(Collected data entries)
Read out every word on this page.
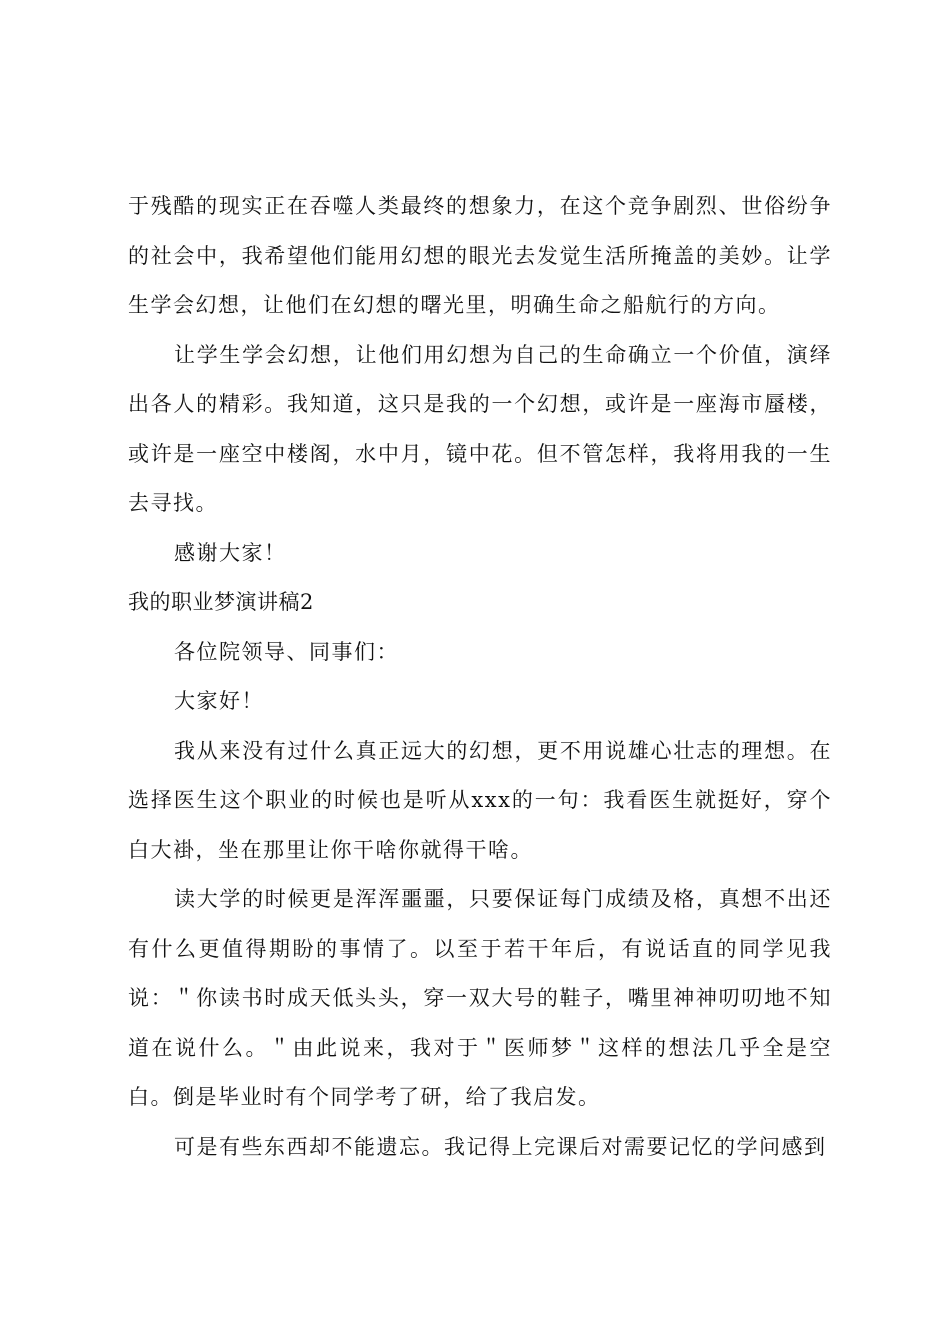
于残酷的现实正在吞噬人类最终的想象力，在这个竞争剧烈、世俗纷争的社会中，我希望他们能用幻想的眼光去发觉生活所掩盖的美妙。让学生学会幻想，让他们在幻想的曙光里，明确生命之船航行的方向。

让学生学会幻想，让他们用幻想为自己的生命确立一个价值，演绎出各人的精彩。我知道，这只是我的一个幻想，或许是一座海市蜃楼，或许是一座空中楼阁，水中月，镜中花。但不管怎样，我将用我的一生去寻找。

感谢大家！

我的职业梦演讲稿2

各位院领导、同事们：

大家好！

我从来没有过什么真正远大的幻想，更不用说雄心壮志的理想。在选择医生这个职业的时候也是听从xxx的一句：我看医生就挺好，穿个白大褂，坐在那里让你干啥你就得干啥。

读大学的时候更是浑浑噩噩，只要保证每门成绩及格，真想不出还有什么更值得期盼的事情了。以至于若干年后，有说话直的同学见我说：＂你读书时成天低头头，穿一双大号的鞋子，嘴里神神叨叨地不知道在说什么。＂由此说来，我对于＂医师梦＂这样的想法几乎全是空白。倒是毕业时有个同学考了研，给了我启发。

可是有些东西却不能遗忘。我记得上完课后对需要记忆的学问感到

INSTRUCTIONS FOR THE TASK » Leave the pictures out and reproduce all of the records exactly.

FINAL RESULT »
Read out every word on this page.
于残酷的现实正在吞噬人类最终的想象力，在这个竞争剧烈、世俗纷争的社会中，我希望他们能用幻想的眼光去发觉生活所掩盖的美妙。让学生学会幻想，让他们在幻想的曙光里，明确生命之船航行的方向。

让学生学会幻想，让他们用幻想为自己的生命确立一个价值，演绎出各人的精彩。我知道，这只是我的一个幻想，或许是一座海市蜃楼，或许是一座空中楼阁，水中月，镜中花。但不管怎样，我将用我的一生去寻找。

感谢大家！

我的职业梦演讲稿2

各位院领导、同事们：

大家好！

我从来没有过什么真正远大的幻想，更不用说雄心壮志的理想。在选择医生这个职业的时候也是听从xxx的一句：我看医生就挺好，穿个白大褂，坐在那里让你干啥你就得干啥。

读大学的时候更是浑浑噩噩，只要保证每门成绩及格，真想不出还有什么更值得期盼的事情了。以至于若干年后，有说话直的同学见我说：＂你读书时成天低头头，穿一双大号的鞋子，嘴里神神叨叨地不知道在说什么。＂由此说来，我对于＂医师梦＂这样的想法几乎全是空白。倒是毕业时有个同学考了研，给了我启发。

可是有些东西却不能遗忘。我记得上完课后对需要记忆的学问感到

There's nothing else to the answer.